Document page transcription items
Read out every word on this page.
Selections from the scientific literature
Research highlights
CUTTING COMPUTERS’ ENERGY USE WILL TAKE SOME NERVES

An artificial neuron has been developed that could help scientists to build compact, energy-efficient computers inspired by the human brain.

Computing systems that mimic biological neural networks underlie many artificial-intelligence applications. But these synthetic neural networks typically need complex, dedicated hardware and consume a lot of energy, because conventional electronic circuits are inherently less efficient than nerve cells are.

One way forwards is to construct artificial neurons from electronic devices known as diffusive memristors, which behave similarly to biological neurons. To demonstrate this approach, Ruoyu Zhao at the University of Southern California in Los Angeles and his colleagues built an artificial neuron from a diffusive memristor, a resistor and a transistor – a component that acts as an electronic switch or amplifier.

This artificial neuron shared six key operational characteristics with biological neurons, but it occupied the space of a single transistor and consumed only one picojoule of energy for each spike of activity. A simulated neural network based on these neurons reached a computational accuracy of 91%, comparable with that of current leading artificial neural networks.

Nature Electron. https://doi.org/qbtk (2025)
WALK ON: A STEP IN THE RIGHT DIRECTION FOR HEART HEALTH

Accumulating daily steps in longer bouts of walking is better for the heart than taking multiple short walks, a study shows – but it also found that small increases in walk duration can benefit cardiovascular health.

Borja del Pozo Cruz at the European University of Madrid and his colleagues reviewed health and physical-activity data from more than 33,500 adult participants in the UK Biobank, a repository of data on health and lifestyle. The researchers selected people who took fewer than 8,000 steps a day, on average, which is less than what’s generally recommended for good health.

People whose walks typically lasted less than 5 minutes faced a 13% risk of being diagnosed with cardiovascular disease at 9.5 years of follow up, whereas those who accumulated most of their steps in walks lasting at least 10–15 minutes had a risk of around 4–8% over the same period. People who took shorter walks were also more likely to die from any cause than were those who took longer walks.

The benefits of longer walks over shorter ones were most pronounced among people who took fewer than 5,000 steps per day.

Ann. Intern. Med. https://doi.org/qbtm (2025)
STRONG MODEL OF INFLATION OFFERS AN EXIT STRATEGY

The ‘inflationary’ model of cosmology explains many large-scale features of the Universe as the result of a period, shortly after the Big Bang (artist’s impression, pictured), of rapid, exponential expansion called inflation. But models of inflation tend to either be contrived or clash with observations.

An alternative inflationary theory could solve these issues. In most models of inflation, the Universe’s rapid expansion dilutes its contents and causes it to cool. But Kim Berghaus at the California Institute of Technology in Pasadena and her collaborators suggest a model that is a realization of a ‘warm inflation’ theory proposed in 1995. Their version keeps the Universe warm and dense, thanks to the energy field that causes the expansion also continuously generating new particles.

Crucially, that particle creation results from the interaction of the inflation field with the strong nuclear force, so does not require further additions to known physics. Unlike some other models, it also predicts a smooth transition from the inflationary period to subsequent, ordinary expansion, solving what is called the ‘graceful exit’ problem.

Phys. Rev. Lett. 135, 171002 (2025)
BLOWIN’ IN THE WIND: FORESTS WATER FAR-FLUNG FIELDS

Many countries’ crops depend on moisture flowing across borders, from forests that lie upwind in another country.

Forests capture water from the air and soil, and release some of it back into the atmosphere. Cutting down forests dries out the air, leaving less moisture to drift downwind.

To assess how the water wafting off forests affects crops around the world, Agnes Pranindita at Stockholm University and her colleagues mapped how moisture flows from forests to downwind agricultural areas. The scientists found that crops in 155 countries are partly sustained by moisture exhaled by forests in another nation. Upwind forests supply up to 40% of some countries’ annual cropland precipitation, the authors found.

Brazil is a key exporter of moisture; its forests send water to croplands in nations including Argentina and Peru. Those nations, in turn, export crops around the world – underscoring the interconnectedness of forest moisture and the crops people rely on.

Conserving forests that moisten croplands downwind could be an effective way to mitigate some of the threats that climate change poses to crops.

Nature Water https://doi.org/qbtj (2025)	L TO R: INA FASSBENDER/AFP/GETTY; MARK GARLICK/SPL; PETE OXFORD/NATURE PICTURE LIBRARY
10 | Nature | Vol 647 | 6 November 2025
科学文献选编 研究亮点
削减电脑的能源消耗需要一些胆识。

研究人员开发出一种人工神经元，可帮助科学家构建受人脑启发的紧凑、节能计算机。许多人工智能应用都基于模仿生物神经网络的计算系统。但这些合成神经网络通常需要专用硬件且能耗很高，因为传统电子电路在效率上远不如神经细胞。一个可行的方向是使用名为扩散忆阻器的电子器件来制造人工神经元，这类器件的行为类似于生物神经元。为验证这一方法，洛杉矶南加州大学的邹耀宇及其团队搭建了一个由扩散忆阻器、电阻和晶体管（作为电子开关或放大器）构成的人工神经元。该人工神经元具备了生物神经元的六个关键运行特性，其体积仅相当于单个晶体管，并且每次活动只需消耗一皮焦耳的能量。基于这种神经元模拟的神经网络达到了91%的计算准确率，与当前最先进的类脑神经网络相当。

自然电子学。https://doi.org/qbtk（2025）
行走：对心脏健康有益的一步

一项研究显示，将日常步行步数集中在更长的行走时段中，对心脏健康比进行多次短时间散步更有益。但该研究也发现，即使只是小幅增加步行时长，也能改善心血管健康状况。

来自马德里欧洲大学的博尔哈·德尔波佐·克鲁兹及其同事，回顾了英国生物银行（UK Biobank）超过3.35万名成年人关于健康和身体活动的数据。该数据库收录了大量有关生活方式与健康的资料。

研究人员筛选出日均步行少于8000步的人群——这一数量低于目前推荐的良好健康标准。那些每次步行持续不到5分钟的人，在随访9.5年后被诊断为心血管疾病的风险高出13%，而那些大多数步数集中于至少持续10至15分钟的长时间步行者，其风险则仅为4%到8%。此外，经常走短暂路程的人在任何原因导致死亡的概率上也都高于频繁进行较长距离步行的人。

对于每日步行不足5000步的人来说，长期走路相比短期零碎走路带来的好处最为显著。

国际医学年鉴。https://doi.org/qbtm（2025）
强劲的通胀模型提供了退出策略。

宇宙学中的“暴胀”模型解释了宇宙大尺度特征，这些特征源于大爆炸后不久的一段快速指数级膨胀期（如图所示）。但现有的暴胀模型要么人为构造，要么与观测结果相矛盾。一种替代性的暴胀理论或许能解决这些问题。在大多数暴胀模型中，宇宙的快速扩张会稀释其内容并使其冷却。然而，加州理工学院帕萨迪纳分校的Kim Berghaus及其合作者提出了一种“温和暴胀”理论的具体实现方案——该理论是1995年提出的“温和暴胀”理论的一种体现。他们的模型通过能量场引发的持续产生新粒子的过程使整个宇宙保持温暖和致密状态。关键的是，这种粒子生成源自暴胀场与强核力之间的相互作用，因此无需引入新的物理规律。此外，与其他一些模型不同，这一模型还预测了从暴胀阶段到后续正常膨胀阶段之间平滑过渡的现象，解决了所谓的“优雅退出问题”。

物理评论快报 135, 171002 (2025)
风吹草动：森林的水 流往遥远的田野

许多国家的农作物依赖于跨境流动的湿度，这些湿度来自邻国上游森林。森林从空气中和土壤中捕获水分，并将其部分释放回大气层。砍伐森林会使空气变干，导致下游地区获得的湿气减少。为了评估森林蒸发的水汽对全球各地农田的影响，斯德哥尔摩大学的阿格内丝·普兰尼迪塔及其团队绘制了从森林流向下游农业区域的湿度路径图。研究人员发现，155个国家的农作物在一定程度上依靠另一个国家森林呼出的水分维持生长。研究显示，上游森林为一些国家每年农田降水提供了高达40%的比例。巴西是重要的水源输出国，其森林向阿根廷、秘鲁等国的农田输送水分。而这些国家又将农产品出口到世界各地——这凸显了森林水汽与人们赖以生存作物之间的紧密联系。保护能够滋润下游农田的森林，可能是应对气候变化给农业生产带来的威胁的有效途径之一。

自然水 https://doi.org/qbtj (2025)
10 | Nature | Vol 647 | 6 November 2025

**Exercise goal**. Each record above must be given again exactly.

**Response to the task**.
Read out every word on this page.
Selections from the scientific literature
Research highlights
CUTTING COMPUTERS’ ENERGY USE WILL TAKE SOME NERVES

An artificial neuron has been developed that could help scientists to build compact, energy-efficient computers inspired by the human brain.

Computing systems that mimic biological neural networks underlie many artificial-intelligence applications. But these synthetic neural networks typically need complex, dedicated hardware and consume a lot of energy, because conventional electronic circuits are inherently less efficient than nerve cells are.

One way forwards is to construct artificial neurons from electronic devices known as diffusive memristors, which behave similarly to biological neurons. To demonstrate this approach, Ruoyu Zhao at the University of Southern California in Los Angeles and his colleagues built an artificial neuron from a diffusive memristor, a resistor and a transistor – a component that acts as an electronic switch or amplifier.

This artificial neuron shared six key operational characteristics with biological neurons, but it occupied the space of a single transistor and consumed only one picojoule of energy for each spike of activity. A simulated neural network based on these neurons reached a computational accuracy of 91%, comparable with that of current leading artificial neural networks.

Nature Electron. https://doi.org/qbtk (2025)
WALK ON: A STEP IN THE RIGHT DIRECTION FOR HEART HEALTH

Accumulating daily steps in longer bouts of walking is better for the heart than taking multiple short walks, a study shows – but it also found that small increases in walk duration can benefit cardiovascular health.

Borja del Pozo Cruz at the European University of Madrid and his colleagues reviewed health and physical-activity data from more than 33,500 adult participants in the UK Biobank, a repository of data on health and lifestyle. The researchers selected people who took fewer than 8,000 steps a day, on average, which is less than what’s generally recommended for good health.

People whose walks typically lasted less than 5 minutes faced a 13% risk of being diagnosed with cardiovascular disease at 9.5 years of follow up, whereas those who accumulated most of their steps in walks lasting at least 10–15 minutes had a risk of around 4–8% over the same period. People who took shorter walks were also more likely to die from any cause than were those who took longer walks.

The benefits of longer walks over shorter ones were most pronounced among people who took fewer than 5,000 steps per day.

Ann. Intern. Med. https://doi.org/qbtm (2025)
STRONG MODEL OF INFLATION OFFERS AN EXIT STRATEGY

The ‘inflationary’ model of cosmology explains many large-scale features of the Universe as the result of a period, shortly after the Big Bang (artist’s impression, pictured), of rapid, exponential expansion called inflation. But models of inflation tend to either be contrived or clash with observations.

An alternative inflationary theory could solve these issues. In most models of inflation, the Universe’s rapid expansion dilutes its contents and causes it to cool. But Kim Berghaus at the California Institute of Technology in Pasadena and her collaborators suggest a model that is a realization of a ‘warm inflation’ theory proposed in 1995. Their version keeps the Universe warm and dense, thanks to the energy field that causes the expansion also continuously generating new particles.

Crucially, that particle creation results from the interaction of the inflation field with the strong nuclear force, so does not require further additions to known physics. Unlike some other models, it also predicts a smooth transition from the inflationary period to subsequent, ordinary expansion, solving what is called the ‘graceful exit’ problem.

Phys. Rev. Lett. 135, 171002 (2025)
BLOWIN’ IN THE WIND: FORESTS WATER FAR-FLUNG FIELDS

Many countries’ crops depend on moisture flowing across borders, from forests that lie upwind in another country.

Forests capture water from the air and soil, and release some of it back into the atmosphere. Cutting down forests dries out the air, leaving less moisture to drift downwind.

To assess how the water wafting off forests affects crops around the world, Agnes Pranindita at Stockholm University and her colleagues mapped how moisture flows from forests to downwind agricultural areas. The scientists found that crops in 155 countries are partly sustained by moisture exhaled by forests in another nation. Upwind forests supply up to 40% of some countries’ annual cropland precipitation, the authors found.

Brazil is a key exporter of moisture; its forests send water to croplands in nations including Argentina and Peru. Those nations, in turn, export crops around the world – underscoring the interconnectedness of forest moisture and the crops people rely on.

Conserving forests that moisten croplands downwind could be an effective way to mitigate some of the threats that climate change poses to crops.

Nature Water https://doi.org/qbtj (2025)	L TO R: INA FASSBENDER/AFP/GETTY; MARK GARLICK/SPL; PETE OXFORD/NATURE PICTURE LIBRARY
10 | Nature | Vol 647 | 6 November 2025
科学文献选编 研究亮点
削减电脑的能源消耗需要一些胆识。

研究人员开发出一种人工神经元，可帮助科学家构建受人脑启发的紧凑、节能计算机。许多人工智能应用都基于模仿生物神经网络的计算系统。但这些合成神经网络通常需要专用硬件且能耗很高，因为传统电子电路在效率上远不如神经细胞。一个可行的方向是使用名为扩散忆阻器的电子器件来制造人工神经元，这类器件的行为类似于生物神经元。为验证这一方法，洛杉矶南加州大学的邹耀宇及其团队搭建了一个由扩散忆阻器、电阻和晶体管（作为电子开关或放大器）构成的人工神经元。该人工神经元具备了生物神经元的六个关键运行特性，其体积仅相当于单个晶体管，并且每次活动只需消耗一皮焦耳的能量。基于这种神经元模拟的神经网络达到了91%的计算准确率，与当前最先进的类脑神经网络相当。

自然电子学。https://doi.org/qbtk（2025）
行走：对心脏健康有益的一步

一项研究显示，将日常步行步数集中在更长的行走时段中，对心脏健康比进行多次短时间散步更有益。但该研究也发现，即使只是小幅增加步行时长，也能改善心血管健康状况。

来自马德里欧洲大学的博尔哈·德尔波佐·克鲁兹及其同事，回顾了英国生物银行（UK Biobank）超过3.35万名成年人关于健康和身体活动的数据。该数据库收录了大量有关生活方式与健康的资料。

研究人员筛选出日均步行少于8000步的人群——这一数量低于目前推荐的良好健康标准。那些每次步行持续不到5分钟的人，在随访9.5年后被诊断为心血管疾病的风险高出13%，而那些大多数步数集中于至少持续10至15分钟的长时间步行者，其风险则仅为4%到8%。此外，经常走短暂路程的人在任何原因导致死亡的概率上也都高于频繁进行较长距离步行的人。

对于每日步行不足5000步的人来说，长期走路相比短期零碎走路带来的好处最为显著。

国际医学年鉴。https://doi.org/qbtm（2025）
强劲的通胀模型提供了退出策略。

宇宙学中的“暴胀”模型解释了宇宙大尺度特征，这些特征源于大爆炸后不久的一段快速指数级膨胀期（如图所示）。但现有的暴胀模型要么人为构造，要么与观测结果相矛盾。一种替代性的暴胀理论或许能解决这些问题。在大多数暴胀模型中，宇宙的快速扩张会稀释其内容并使其冷却。然而，加州理工学院帕萨迪纳分校的Kim Berghaus及其合作者提出了一种“温和暴胀”理论的具体实现方案——该理论是1995年提出的“温和暴胀”理论的一种体现。他们的模型通过能量场引发的持续产生新粒子的过程使整个宇宙保持温暖和致密状态。关键的是，这种粒子生成源自暴胀场与强核力之间的相互作用，因此无需引入新的物理规律。此外，与其他一些模型不同，这一模型还预测了从暴胀阶段到后续正常膨胀阶段之间平滑过渡的现象，解决了所谓的“优雅退出问题”。

物理评论快报 135, 171002 (2025)
风吹草动：森林的水 流往遥远的田野

许多国家的农作物依赖于跨境流动的湿度，这些湿度来自邻国上游森林。森林从空气中和土壤中捕获水分，并将其部分释放回大气层。砍伐森林会使空气变干，导致下游地区获得的湿气减少。为了评估森林蒸发的水汽对全球各地农田的影响，斯德哥尔摩大学的阿格内丝·普兰尼迪塔及其团队绘制了从森林流向下游农业区域的湿度路径图。研究人员发现，155个国家的农作物在一定程度上依靠另一个国家森林呼出的水分维持生长。研究显示，上游森林为一些国家每年农田降水提供了高达40%的比例。巴西是重要的水源输出国，其森林向阿根廷、秘鲁等国的农田输送水分。而这些国家又将农产品出口到世界各地——这凸显了森林水汽与人们赖以生存作物之间的紧密联系。保护能够滋润下游农田的森林，可能是应对气候变化给农业生产带来的威胁的有效途径之一。

自然水 https://doi.org/qbtj (2025)
10 | Nature | Vol 647 | 6 November 2025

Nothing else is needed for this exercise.